• [What is being asked]
Return the entries below verbatim. Pictures stay out.

begin

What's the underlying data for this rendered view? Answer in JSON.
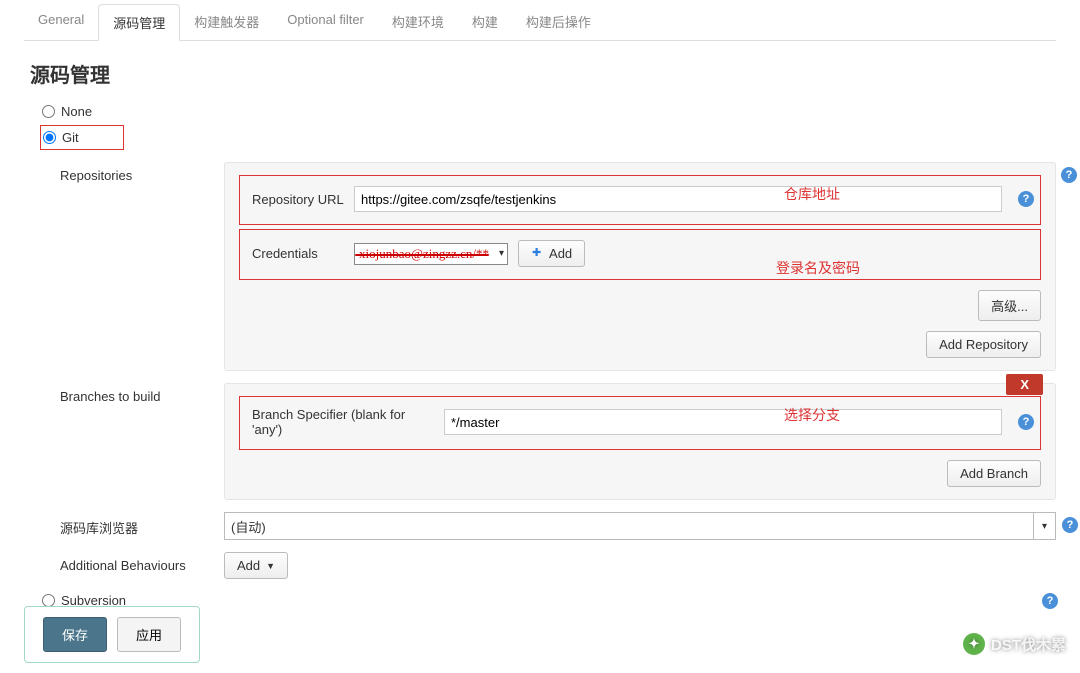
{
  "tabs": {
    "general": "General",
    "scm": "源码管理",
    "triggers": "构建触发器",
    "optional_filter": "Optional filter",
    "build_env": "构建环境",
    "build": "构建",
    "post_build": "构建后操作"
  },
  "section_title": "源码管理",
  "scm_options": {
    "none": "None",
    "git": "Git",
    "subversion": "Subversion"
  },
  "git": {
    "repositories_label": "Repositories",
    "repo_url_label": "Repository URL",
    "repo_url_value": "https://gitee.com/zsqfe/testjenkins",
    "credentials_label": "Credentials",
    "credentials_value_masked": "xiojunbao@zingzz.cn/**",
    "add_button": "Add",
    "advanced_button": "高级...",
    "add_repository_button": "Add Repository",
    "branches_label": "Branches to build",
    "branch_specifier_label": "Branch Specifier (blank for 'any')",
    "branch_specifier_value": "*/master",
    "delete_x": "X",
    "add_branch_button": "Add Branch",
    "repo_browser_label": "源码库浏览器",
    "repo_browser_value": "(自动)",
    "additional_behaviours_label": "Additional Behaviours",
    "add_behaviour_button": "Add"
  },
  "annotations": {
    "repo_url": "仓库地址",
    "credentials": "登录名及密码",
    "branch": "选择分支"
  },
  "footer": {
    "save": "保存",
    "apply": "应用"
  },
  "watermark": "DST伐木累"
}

end

• [Task response]
What's the underlying data for this rendered view? Answer in JSON.
{
  "tabs": {
    "general": "General",
    "scm": "源码管理",
    "triggers": "构建触发器",
    "optional_filter": "Optional filter",
    "build_env": "构建环境",
    "build": "构建",
    "post_build": "构建后操作"
  },
  "section_title": "源码管理",
  "scm_options": {
    "none": "None",
    "git": "Git",
    "subversion": "Subversion"
  },
  "git": {
    "repositories_label": "Repositories",
    "repo_url_label": "Repository URL",
    "repo_url_value": "https://gitee.com/zsqfe/testjenkins",
    "credentials_label": "Credentials",
    "credentials_value_masked": "xiojunbao@zingzz.cn/**",
    "add_button": "Add",
    "advanced_button": "高级...",
    "add_repository_button": "Add Repository",
    "branches_label": "Branches to build",
    "branch_specifier_label": "Branch Specifier (blank for 'any')",
    "branch_specifier_value": "*/master",
    "delete_x": "X",
    "add_branch_button": "Add Branch",
    "repo_browser_label": "源码库浏览器",
    "repo_browser_value": "(自动)",
    "additional_behaviours_label": "Additional Behaviours",
    "add_behaviour_button": "Add"
  },
  "annotations": {
    "repo_url": "仓库地址",
    "credentials": "登录名及密码",
    "branch": "选择分支"
  },
  "footer": {
    "save": "保存",
    "apply": "应用"
  },
  "watermark": "DST伐木累"
}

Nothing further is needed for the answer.